- **Work to be completed**
Copy down every line where the string "index" shows up.

[BEGIN Data for this exercise]

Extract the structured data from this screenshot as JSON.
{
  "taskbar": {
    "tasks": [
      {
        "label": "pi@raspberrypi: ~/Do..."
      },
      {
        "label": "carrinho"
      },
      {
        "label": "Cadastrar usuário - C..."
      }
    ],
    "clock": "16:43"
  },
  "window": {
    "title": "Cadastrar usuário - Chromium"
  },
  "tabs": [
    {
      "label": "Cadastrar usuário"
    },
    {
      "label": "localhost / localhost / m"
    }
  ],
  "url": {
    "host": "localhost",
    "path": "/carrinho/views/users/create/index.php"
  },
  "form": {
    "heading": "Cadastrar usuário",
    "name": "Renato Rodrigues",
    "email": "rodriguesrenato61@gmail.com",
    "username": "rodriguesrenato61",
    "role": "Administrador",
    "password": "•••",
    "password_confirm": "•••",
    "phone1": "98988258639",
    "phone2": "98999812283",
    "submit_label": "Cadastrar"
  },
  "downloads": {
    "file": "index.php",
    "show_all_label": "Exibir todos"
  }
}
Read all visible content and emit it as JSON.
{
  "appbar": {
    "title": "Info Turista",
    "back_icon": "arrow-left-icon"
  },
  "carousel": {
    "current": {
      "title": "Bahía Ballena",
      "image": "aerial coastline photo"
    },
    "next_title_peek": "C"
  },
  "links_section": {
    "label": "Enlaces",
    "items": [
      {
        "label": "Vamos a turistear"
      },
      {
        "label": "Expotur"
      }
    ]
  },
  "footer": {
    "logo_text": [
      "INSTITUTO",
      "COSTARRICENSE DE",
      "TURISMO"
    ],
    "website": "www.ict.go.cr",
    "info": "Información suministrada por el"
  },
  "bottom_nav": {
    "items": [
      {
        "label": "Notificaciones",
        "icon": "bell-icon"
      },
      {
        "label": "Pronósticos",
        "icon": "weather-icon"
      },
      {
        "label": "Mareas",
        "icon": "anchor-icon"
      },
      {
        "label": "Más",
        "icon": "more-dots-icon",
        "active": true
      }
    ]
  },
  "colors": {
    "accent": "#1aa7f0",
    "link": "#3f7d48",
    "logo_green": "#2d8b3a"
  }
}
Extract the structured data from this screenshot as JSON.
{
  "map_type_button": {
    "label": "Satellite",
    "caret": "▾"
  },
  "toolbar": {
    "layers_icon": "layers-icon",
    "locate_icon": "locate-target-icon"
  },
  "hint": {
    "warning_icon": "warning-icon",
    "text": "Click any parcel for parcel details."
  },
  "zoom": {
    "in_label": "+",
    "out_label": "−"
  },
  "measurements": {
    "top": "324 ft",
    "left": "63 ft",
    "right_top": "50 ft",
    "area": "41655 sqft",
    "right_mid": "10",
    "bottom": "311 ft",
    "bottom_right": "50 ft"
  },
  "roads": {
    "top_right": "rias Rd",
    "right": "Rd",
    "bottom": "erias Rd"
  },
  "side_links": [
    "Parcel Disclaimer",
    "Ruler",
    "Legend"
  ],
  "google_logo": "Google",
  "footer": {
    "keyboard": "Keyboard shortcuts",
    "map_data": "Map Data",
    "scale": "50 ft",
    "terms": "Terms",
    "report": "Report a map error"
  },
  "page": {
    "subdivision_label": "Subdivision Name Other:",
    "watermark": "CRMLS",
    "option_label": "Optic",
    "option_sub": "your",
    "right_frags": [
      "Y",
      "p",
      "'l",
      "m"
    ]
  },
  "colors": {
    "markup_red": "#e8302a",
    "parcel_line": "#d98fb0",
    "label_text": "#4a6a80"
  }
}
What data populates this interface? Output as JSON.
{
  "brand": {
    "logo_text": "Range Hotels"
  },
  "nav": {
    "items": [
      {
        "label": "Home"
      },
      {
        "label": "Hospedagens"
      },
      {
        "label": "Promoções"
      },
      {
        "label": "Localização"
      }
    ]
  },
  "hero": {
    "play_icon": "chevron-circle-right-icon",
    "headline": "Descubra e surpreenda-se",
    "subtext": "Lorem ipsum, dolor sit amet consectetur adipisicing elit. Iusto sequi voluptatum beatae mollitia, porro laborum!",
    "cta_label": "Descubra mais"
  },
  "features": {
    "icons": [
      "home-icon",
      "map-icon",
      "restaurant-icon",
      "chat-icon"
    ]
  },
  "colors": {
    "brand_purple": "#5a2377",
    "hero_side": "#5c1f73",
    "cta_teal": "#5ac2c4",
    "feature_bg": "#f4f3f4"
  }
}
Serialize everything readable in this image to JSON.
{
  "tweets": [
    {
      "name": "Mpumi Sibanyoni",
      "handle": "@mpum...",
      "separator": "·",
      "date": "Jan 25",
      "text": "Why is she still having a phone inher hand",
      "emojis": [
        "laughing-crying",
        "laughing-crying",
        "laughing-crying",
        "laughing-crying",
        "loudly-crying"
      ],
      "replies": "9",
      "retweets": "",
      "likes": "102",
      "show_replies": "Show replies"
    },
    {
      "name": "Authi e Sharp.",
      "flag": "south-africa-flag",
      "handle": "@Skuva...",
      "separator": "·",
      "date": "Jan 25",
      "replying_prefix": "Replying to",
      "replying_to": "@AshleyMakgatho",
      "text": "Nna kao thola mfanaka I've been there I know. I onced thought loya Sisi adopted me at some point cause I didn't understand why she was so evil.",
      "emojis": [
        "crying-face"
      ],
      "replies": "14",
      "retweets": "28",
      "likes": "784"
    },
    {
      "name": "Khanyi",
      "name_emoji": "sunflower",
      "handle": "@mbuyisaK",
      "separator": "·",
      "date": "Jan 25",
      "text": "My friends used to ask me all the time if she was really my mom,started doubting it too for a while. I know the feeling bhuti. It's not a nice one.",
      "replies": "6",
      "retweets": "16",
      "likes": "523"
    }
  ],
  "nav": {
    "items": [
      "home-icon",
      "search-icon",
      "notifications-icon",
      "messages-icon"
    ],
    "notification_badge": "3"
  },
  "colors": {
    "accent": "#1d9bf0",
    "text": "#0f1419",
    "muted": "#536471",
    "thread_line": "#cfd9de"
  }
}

[END Data for this exercise]

- **The solution**
    "path": "/carrinho/views/users/create/index.php"
    "file": "index.php",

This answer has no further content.